**DIRECTIVE:** Check every line of the entries below for the word "زاپاسلاش", and copy the ones that have it.

Collected data:
"""
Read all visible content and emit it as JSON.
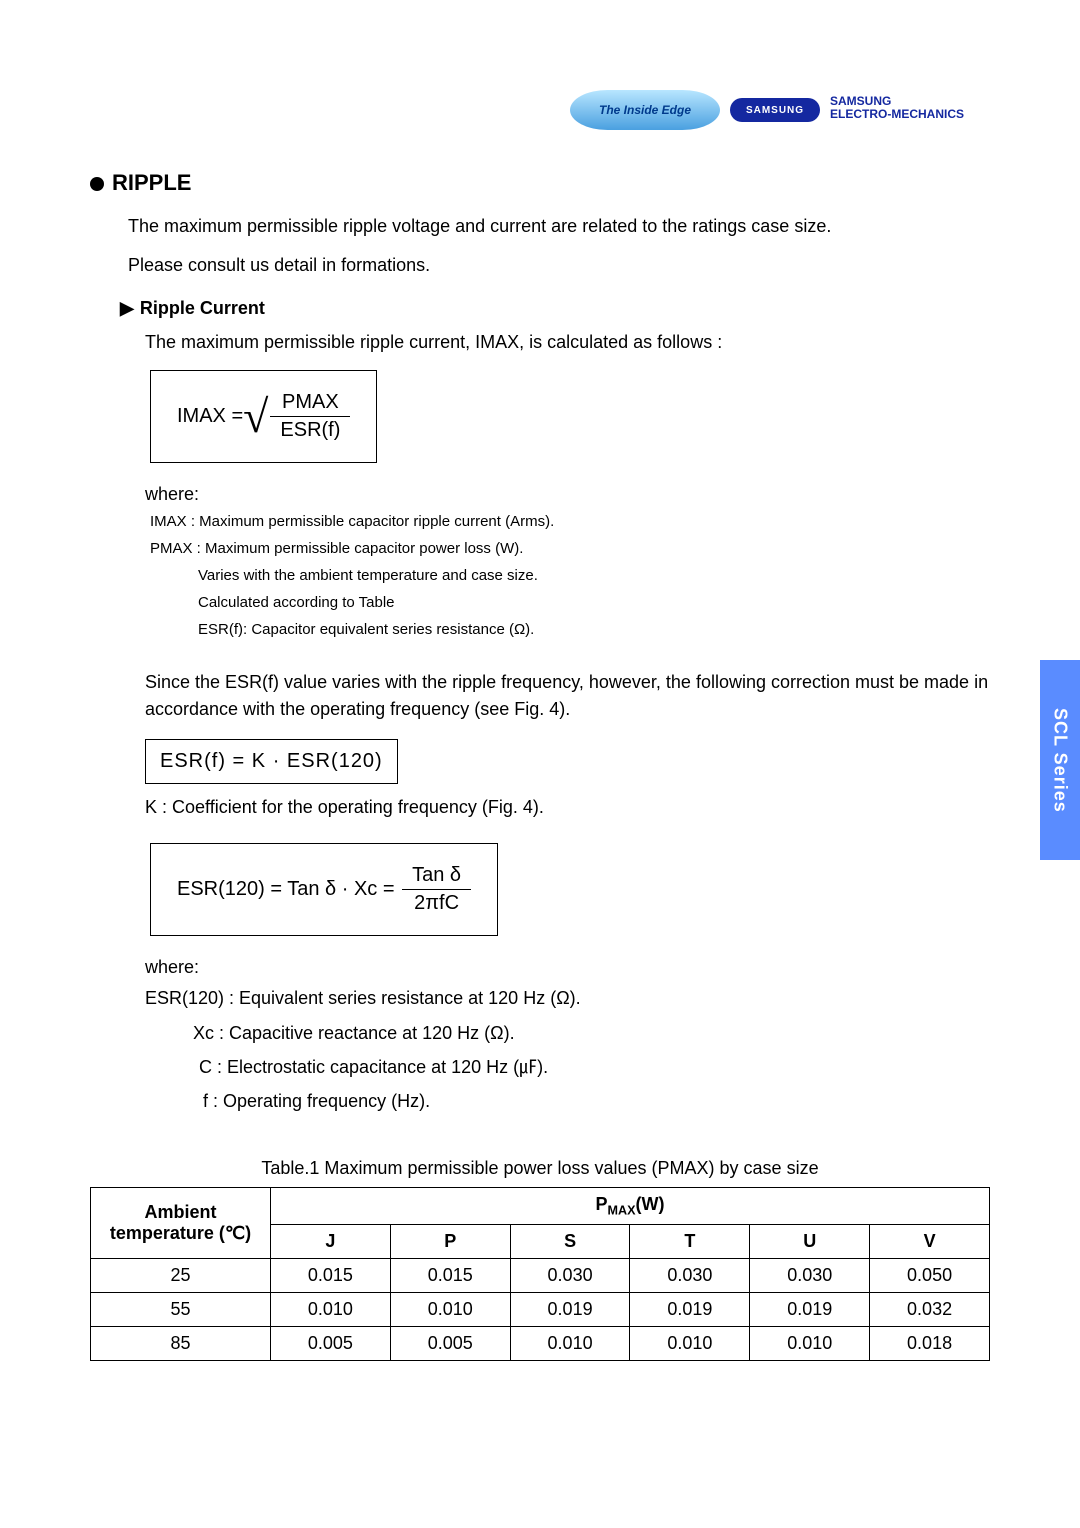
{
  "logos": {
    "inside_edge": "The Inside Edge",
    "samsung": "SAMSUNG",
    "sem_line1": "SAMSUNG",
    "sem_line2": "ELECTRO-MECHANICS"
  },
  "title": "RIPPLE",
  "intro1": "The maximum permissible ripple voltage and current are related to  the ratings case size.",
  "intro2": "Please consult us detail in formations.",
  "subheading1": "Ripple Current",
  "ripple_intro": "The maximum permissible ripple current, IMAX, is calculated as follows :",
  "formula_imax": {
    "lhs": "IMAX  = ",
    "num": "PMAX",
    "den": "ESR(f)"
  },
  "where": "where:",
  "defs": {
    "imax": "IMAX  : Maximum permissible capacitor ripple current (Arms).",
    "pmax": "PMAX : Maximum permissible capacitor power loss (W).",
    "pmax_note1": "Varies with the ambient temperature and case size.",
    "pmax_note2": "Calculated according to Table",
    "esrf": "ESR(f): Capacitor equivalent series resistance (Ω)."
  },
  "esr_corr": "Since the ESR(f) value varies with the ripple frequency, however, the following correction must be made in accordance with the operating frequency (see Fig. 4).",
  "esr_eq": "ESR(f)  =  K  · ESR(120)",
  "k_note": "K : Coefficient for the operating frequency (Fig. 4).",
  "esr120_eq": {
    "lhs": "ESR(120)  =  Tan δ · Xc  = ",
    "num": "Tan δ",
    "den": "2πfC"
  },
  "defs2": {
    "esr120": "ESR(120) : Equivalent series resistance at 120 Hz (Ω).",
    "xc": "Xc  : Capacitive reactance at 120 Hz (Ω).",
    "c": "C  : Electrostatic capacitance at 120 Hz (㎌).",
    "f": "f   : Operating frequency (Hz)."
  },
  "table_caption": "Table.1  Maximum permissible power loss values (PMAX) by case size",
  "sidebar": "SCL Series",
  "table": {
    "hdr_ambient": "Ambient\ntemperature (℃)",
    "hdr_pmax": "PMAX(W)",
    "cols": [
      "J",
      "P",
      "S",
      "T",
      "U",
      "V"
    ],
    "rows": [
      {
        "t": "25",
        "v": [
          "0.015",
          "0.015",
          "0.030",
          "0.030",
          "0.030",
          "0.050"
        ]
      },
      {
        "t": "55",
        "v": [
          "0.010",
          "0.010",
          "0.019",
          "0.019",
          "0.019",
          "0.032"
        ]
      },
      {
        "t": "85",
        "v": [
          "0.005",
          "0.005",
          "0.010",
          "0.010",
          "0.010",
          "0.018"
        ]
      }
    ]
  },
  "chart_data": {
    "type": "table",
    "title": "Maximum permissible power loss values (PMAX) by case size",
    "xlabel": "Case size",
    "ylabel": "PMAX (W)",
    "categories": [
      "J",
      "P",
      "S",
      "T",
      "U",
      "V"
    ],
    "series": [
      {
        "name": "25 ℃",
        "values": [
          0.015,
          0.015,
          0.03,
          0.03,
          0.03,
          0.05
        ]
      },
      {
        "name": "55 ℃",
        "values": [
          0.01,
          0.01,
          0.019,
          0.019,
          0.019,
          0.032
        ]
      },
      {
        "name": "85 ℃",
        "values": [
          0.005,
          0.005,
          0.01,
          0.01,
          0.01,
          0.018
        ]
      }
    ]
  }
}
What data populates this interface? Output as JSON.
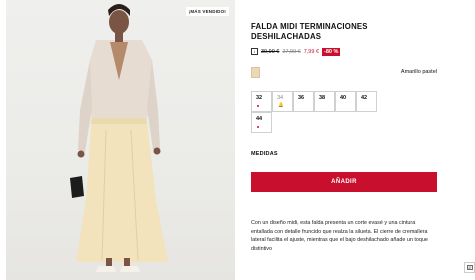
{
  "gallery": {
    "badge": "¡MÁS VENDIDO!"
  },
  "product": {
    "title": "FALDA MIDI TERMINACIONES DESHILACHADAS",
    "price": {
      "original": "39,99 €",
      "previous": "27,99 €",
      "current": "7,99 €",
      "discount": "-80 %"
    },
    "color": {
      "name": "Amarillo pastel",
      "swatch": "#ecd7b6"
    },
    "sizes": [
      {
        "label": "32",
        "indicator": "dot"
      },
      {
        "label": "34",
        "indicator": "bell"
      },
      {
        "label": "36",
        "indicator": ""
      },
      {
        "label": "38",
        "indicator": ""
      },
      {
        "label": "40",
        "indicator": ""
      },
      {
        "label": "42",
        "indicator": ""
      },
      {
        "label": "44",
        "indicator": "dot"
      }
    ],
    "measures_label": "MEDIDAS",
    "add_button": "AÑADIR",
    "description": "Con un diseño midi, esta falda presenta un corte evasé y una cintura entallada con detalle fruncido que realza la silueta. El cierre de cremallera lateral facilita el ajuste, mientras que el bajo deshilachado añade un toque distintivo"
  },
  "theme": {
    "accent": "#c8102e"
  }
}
"""
"""
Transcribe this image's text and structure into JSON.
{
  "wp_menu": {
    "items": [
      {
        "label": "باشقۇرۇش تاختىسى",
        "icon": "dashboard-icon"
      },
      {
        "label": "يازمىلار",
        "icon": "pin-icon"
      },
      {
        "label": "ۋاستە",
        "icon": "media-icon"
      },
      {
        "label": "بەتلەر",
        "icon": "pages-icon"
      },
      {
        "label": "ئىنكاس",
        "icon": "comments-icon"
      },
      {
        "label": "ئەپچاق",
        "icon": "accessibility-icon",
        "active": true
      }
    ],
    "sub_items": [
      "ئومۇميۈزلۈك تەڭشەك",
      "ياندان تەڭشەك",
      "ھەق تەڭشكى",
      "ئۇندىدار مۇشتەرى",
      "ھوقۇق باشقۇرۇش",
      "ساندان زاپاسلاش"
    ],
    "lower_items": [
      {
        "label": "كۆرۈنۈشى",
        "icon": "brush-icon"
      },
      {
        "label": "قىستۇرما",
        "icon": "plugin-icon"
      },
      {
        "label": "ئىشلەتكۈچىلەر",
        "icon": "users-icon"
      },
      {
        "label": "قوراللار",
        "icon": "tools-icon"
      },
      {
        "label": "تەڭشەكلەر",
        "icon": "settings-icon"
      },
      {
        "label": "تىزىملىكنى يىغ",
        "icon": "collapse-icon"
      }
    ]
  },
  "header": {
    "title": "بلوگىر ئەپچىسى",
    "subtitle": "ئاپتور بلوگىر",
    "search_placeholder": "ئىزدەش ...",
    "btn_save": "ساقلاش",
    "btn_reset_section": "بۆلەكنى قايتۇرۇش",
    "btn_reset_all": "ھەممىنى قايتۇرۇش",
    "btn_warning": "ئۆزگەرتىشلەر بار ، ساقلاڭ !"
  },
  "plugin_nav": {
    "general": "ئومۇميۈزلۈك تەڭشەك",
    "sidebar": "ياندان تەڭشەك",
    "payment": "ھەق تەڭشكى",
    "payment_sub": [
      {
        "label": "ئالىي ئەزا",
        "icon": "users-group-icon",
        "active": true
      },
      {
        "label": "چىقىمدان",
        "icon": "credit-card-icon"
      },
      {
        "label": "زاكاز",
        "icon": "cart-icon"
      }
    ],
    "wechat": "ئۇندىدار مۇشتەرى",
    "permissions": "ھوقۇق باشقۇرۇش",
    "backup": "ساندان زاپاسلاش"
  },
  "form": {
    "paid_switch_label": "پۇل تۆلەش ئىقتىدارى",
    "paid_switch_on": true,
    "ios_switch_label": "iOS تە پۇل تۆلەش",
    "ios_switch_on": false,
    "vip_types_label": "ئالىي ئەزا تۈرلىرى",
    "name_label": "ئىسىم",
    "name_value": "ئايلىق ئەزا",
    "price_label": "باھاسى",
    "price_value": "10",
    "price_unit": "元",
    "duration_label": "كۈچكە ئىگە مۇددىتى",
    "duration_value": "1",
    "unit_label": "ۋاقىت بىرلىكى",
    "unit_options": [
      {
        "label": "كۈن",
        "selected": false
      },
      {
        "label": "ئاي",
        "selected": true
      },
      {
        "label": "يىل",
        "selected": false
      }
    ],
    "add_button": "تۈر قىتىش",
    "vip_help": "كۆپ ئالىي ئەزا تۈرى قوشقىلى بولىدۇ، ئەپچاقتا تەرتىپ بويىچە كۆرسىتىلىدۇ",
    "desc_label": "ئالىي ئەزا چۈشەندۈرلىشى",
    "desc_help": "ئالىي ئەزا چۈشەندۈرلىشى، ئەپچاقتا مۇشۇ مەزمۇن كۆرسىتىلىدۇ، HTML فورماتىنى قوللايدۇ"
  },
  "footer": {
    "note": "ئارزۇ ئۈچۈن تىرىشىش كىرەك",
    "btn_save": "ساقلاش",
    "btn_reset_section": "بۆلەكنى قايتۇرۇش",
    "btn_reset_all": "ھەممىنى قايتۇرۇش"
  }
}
"""
**WRITTEN REPLY:**
      "ساندان زاپاسلاش"
    "backup": "ساندان زاپاسلاش"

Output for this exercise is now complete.